[Excerpt from a dataset]

──────

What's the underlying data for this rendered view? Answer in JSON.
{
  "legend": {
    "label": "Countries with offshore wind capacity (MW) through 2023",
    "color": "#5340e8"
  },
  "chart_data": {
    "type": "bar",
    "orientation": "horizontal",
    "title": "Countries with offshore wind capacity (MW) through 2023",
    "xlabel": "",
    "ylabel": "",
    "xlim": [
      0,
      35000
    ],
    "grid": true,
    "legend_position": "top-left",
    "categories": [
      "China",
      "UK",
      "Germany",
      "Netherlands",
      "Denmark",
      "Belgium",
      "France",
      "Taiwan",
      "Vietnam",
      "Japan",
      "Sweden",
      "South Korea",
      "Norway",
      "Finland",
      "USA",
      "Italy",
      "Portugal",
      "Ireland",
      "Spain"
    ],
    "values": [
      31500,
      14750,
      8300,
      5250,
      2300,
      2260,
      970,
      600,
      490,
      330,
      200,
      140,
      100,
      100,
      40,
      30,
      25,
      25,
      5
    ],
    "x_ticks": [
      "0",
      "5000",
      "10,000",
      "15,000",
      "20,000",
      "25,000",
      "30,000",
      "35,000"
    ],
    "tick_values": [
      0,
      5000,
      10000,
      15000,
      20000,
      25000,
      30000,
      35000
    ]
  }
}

──────

:: Goal of the exercise ::
Find the word "offshore" in the material, then list each line that holds it.

:: Finished task ::
    "label": "Countries with offshore wind capacity (MW) through 2023",
    "title": "Countries with offshore wind capacity (MW) through 2023",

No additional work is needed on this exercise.